● **TASK DESCRIPTION**: In full and without alteration, give the listing again.

--- begin GIVEN RECORDS ---

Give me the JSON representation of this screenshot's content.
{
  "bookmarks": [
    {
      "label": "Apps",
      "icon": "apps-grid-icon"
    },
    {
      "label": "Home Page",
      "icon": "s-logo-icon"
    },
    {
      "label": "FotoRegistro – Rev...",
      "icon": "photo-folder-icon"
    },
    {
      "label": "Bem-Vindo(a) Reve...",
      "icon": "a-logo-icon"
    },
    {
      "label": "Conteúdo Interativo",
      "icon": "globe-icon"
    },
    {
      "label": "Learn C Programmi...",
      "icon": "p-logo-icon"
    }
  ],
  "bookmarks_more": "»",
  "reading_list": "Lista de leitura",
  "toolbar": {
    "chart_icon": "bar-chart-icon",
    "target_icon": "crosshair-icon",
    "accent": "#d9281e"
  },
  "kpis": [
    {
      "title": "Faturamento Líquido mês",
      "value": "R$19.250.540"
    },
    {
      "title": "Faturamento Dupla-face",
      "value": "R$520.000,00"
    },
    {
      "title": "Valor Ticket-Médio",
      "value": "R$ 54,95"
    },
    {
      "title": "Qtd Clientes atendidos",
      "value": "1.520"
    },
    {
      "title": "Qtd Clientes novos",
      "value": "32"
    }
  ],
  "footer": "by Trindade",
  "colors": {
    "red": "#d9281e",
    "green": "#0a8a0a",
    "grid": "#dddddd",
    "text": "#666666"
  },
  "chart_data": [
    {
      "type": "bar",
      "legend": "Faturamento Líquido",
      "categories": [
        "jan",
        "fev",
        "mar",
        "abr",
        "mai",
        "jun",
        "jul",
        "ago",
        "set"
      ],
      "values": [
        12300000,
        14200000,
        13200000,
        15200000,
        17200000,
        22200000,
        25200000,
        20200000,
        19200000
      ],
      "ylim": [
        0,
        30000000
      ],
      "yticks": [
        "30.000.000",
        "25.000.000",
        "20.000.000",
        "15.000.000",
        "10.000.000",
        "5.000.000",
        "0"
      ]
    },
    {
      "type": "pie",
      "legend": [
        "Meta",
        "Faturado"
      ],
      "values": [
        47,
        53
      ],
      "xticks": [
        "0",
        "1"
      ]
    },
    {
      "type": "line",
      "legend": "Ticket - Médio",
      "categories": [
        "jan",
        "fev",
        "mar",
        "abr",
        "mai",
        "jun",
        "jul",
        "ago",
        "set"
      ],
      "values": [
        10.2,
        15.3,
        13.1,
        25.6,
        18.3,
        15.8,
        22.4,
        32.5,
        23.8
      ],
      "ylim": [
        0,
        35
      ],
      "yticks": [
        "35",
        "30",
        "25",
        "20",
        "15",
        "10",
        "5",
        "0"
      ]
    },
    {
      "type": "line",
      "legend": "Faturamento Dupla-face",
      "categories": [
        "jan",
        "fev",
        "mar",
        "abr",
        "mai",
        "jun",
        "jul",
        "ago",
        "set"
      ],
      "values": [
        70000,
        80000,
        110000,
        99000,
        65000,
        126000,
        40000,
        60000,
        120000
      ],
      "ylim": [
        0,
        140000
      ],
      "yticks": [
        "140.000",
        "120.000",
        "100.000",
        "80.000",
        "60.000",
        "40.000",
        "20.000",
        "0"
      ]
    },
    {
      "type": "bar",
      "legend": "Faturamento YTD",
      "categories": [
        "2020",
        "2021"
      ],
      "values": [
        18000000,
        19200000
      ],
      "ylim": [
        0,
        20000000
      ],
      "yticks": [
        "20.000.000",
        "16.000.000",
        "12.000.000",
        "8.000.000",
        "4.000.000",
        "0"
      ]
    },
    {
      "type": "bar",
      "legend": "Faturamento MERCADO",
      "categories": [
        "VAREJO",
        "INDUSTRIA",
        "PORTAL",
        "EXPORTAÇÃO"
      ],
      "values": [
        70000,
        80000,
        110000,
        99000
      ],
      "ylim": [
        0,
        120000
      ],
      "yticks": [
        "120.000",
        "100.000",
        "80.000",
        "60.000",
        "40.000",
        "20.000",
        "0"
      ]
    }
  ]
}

--- end GIVEN RECORDS ---

● **RESULT FOR THIS EXERCISE**:
Give me the JSON representation of this screenshot's content.
{
  "bookmarks": [
    {
      "label": "Apps",
      "icon": "apps-grid-icon"
    },
    {
      "label": "Home Page",
      "icon": "s-logo-icon"
    },
    {
      "label": "FotoRegistro – Rev...",
      "icon": "photo-folder-icon"
    },
    {
      "label": "Bem-Vindo(a) Reve...",
      "icon": "a-logo-icon"
    },
    {
      "label": "Conteúdo Interativo",
      "icon": "globe-icon"
    },
    {
      "label": "Learn C Programmi...",
      "icon": "p-logo-icon"
    }
  ],
  "bookmarks_more": "»",
  "reading_list": "Lista de leitura",
  "toolbar": {
    "chart_icon": "bar-chart-icon",
    "target_icon": "crosshair-icon",
    "accent": "#d9281e"
  },
  "kpis": [
    {
      "title": "Faturamento Líquido mês",
      "value": "R$19.250.540"
    },
    {
      "title": "Faturamento Dupla-face",
      "value": "R$520.000,00"
    },
    {
      "title": "Valor Ticket-Médio",
      "value": "R$ 54,95"
    },
    {
      "title": "Qtd Clientes atendidos",
      "value": "1.520"
    },
    {
      "title": "Qtd Clientes novos",
      "value": "32"
    }
  ],
  "footer": "by Trindade",
  "colors": {
    "red": "#d9281e",
    "green": "#0a8a0a",
    "grid": "#dddddd",
    "text": "#666666"
  },
  "chart_data": [
    {
      "type": "bar",
      "legend": "Faturamento Líquido",
      "categories": [
        "jan",
        "fev",
        "mar",
        "abr",
        "mai",
        "jun",
        "jul",
        "ago",
        "set"
      ],
      "values": [
        12300000,
        14200000,
        13200000,
        15200000,
        17200000,
        22200000,
        25200000,
        20200000,
        19200000
      ],
      "ylim": [
        0,
        30000000
      ],
      "yticks": [
        "30.000.000",
        "25.000.000",
        "20.000.000",
        "15.000.000",
        "10.000.000",
        "5.000.000",
        "0"
      ]
    },
    {
      "type": "pie",
      "legend": [
        "Meta",
        "Faturado"
      ],
      "values": [
        47,
        53
      ],
      "xticks": [
        "0",
        "1"
      ]
    },
    {
      "type": "line",
      "legend": "Ticket - Médio",
      "categories": [
        "jan",
        "fev",
        "mar",
        "abr",
        "mai",
        "jun",
        "jul",
        "ago",
        "set"
      ],
      "values": [
        10.2,
        15.3,
        13.1,
        25.6,
        18.3,
        15.8,
        22.4,
        32.5,
        23.8
      ],
      "ylim": [
        0,
        35
      ],
      "yticks": [
        "35",
        "30",
        "25",
        "20",
        "15",
        "10",
        "5",
        "0"
      ]
    },
    {
      "type": "line",
      "legend": "Faturamento Dupla-face",
      "categories": [
        "jan",
        "fev",
        "mar",
        "abr",
        "mai",
        "jun",
        "jul",
        "ago",
        "set"
      ],
      "values": [
        70000,
        80000,
        110000,
        99000,
        65000,
        126000,
        40000,
        60000,
        120000
      ],
      "ylim": [
        0,
        140000
      ],
      "yticks": [
        "140.000",
        "120.000",
        "100.000",
        "80.000",
        "60.000",
        "40.000",
        "20.000",
        "0"
      ]
    },
    {
      "type": "bar",
      "legend": "Faturamento YTD",
      "categories": [
        "2020",
        "2021"
      ],
      "values": [
        18000000,
        19200000
      ],
      "ylim": [
        0,
        20000000
      ],
      "yticks": [
        "20.000.000",
        "16.000.000",
        "12.000.000",
        "8.000.000",
        "4.000.000",
        "0"
      ]
    },
    {
      "type": "bar",
      "legend": "Faturamento MERCADO",
      "categories": [
        "VAREJO",
        "INDUSTRIA",
        "PORTAL",
        "EXPORTAÇÃO"
      ],
      "values": [
        70000,
        80000,
        110000,
        99000
      ],
      "ylim": [
        0,
        120000
      ],
      "yticks": [
        "120.000",
        "100.000",
        "80.000",
        "60.000",
        "40.000",
        "20.000",
        "0"
      ]
    }
  ]
}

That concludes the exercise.